DO THIS:
Can you output the material exactly as written, minus any pictures it holds?

Recorded data
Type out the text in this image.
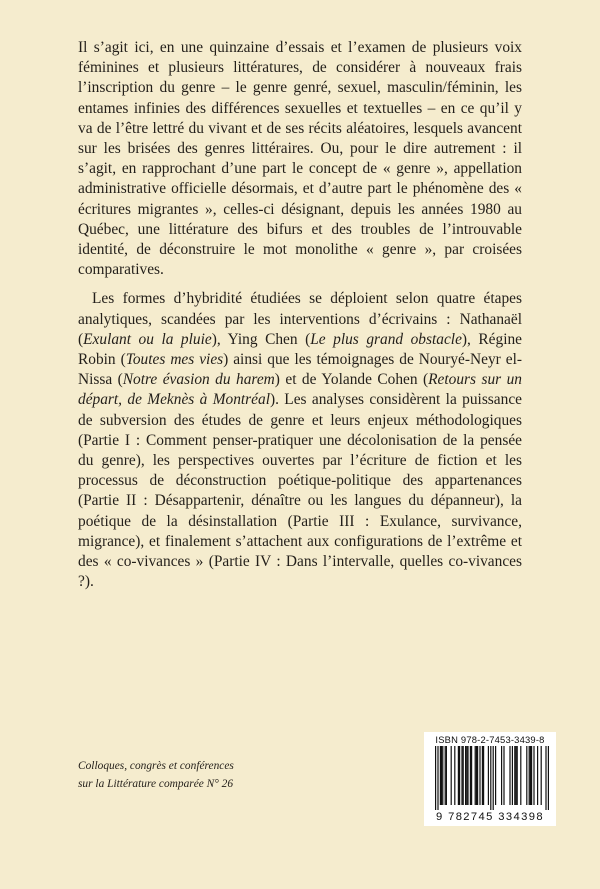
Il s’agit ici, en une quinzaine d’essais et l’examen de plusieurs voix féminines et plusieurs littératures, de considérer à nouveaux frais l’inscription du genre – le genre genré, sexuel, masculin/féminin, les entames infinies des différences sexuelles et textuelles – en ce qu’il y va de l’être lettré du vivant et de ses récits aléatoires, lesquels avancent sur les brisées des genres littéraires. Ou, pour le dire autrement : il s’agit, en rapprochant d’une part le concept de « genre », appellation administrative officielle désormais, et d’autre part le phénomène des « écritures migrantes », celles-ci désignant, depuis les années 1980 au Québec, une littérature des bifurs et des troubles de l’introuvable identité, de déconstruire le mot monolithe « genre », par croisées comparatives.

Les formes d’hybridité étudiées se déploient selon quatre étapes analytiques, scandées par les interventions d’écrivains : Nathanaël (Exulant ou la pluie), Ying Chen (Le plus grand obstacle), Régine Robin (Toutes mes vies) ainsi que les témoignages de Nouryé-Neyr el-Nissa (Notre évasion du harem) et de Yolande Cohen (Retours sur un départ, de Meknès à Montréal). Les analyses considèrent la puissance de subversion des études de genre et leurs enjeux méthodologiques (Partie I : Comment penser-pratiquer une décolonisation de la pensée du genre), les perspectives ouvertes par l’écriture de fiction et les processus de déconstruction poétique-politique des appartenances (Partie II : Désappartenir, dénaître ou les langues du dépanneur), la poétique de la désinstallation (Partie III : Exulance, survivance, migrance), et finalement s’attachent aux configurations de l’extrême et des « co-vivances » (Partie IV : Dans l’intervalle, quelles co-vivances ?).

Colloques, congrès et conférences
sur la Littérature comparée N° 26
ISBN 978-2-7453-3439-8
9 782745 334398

RESPONSE:
Type out the text in this image.
Il s’agit ici, en une quinzaine d’essais et l’examen de plusieurs voix féminines et plusieurs littératures, de considérer à nouveaux frais l’inscription du genre – le genre genré, sexuel, masculin/féminin, les entames infinies des différences sexuelles et textuelles – en ce qu’il y va de l’être lettré du vivant et de ses récits aléatoires, lesquels avancent sur les brisées des genres littéraires. Ou, pour le dire autrement : il s’agit, en rapprochant d’une part le concept de « genre », appellation administrative officielle désormais, et d’autre part le phénomène des « écritures migrantes », celles-ci désignant, depuis les années 1980 au Québec, une littérature des bifurs et des troubles de l’introuvable identité, de déconstruire le mot monolithe « genre », par croisées comparatives.

Les formes d’hybridité étudiées se déploient selon quatre étapes analytiques, scandées par les interventions d’écrivains : Nathanaël (Exulant ou la pluie), Ying Chen (Le plus grand obstacle), Régine Robin (Toutes mes vies) ainsi que les témoignages de Nouryé-Neyr el-Nissa (Notre évasion du harem) et de Yolande Cohen (Retours sur un départ, de Meknès à Montréal). Les analyses considèrent la puissance de subversion des études de genre et leurs enjeux méthodologiques (Partie I : Comment penser-pratiquer une décolonisation de la pensée du genre), les perspectives ouvertes par l’écriture de fiction et les processus de déconstruction poétique-politique des appartenances (Partie II : Désappartenir, dénaître ou les langues du dépanneur), la poétique de la désinstallation (Partie III : Exulance, survivance, migrance), et finalement s’attachent aux configurations de l’extrême et des « co-vivances » (Partie IV : Dans l’intervalle, quelles co-vivances ?).

Colloques, congrès et conférences
sur la Littérature comparée N° 26
ISBN 978-2-7453-3439-8
9 782745 334398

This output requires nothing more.